» **YOUR GOAL**
Examine each line in the records below for the word "annotation". Report how many lines contain it, and nothing else.

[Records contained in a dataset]

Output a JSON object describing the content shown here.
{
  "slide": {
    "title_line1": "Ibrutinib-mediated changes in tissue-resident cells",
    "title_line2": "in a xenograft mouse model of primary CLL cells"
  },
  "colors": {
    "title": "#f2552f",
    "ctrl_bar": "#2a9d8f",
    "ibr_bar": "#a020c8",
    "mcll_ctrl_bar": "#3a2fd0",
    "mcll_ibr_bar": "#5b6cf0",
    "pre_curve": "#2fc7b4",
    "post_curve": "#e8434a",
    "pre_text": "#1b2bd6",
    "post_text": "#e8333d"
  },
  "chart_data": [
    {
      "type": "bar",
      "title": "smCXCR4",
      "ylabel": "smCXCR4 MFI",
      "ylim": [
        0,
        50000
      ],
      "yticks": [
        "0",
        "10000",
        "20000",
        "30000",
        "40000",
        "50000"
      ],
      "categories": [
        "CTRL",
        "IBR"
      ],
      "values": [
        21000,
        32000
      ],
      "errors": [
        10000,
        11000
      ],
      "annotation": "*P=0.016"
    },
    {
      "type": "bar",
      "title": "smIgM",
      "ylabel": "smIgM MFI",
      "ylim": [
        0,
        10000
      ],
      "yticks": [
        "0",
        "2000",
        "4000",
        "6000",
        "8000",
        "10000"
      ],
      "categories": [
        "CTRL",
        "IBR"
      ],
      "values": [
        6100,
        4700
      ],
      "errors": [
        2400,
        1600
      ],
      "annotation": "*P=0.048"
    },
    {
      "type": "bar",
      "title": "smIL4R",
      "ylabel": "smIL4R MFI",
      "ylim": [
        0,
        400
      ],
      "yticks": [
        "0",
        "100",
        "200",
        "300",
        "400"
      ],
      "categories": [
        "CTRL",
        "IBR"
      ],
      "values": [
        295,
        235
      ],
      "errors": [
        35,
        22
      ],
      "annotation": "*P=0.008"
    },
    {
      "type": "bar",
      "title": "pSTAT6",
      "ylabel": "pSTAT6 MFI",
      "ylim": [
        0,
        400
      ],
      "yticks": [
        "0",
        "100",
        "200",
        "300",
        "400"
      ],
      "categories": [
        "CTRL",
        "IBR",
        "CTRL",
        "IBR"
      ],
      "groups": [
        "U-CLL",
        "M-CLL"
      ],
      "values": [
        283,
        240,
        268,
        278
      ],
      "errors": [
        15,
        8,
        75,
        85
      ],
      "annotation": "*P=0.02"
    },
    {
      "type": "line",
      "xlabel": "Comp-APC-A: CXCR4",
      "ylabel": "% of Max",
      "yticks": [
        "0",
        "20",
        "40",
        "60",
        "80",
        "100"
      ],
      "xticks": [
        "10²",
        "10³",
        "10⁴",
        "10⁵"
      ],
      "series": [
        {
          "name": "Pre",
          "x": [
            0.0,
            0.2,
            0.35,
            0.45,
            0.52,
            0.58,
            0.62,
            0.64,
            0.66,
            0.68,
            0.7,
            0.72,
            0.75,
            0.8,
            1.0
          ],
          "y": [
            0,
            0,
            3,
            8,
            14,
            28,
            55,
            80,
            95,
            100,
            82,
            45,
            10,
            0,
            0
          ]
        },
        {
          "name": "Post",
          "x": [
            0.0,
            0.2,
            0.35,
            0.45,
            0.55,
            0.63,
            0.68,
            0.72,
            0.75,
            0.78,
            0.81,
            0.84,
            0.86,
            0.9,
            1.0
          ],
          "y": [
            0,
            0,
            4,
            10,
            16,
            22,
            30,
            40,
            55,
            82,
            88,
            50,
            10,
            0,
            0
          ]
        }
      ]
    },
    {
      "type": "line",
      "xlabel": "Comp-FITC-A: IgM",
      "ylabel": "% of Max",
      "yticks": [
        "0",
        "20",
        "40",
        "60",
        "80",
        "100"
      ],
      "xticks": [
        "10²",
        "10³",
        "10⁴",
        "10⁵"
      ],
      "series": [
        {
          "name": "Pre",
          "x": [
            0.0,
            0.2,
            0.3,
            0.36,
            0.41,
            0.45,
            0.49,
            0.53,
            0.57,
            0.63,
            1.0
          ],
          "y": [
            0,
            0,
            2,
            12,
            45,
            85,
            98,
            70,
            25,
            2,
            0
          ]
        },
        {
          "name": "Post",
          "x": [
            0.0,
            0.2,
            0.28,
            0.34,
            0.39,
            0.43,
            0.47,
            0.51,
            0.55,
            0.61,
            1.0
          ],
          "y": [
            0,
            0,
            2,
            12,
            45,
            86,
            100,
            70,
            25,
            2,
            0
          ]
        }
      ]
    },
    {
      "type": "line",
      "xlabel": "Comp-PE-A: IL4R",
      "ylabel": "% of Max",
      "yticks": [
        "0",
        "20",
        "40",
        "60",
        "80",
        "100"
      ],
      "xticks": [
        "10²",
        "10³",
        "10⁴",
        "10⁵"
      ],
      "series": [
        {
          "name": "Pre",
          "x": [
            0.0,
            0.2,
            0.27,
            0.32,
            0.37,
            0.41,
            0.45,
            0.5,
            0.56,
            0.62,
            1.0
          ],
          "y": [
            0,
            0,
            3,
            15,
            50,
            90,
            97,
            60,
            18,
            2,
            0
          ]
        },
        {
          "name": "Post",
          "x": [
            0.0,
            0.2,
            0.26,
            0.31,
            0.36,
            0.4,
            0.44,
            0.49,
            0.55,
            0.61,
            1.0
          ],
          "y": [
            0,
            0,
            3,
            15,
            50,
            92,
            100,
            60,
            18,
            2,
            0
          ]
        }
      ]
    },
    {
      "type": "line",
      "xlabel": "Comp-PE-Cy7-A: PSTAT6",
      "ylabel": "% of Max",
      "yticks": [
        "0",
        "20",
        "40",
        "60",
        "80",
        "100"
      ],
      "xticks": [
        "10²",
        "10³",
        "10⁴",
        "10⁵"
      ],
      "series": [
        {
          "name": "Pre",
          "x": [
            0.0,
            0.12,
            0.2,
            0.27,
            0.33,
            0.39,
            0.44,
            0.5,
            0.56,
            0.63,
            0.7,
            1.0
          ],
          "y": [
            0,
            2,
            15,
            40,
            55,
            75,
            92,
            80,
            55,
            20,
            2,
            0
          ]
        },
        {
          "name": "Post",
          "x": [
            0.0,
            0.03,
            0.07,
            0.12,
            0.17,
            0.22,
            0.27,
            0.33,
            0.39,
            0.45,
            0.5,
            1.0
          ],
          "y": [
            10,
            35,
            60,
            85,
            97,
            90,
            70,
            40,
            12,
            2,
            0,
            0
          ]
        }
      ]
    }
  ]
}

» **TASK OUTPUT**
4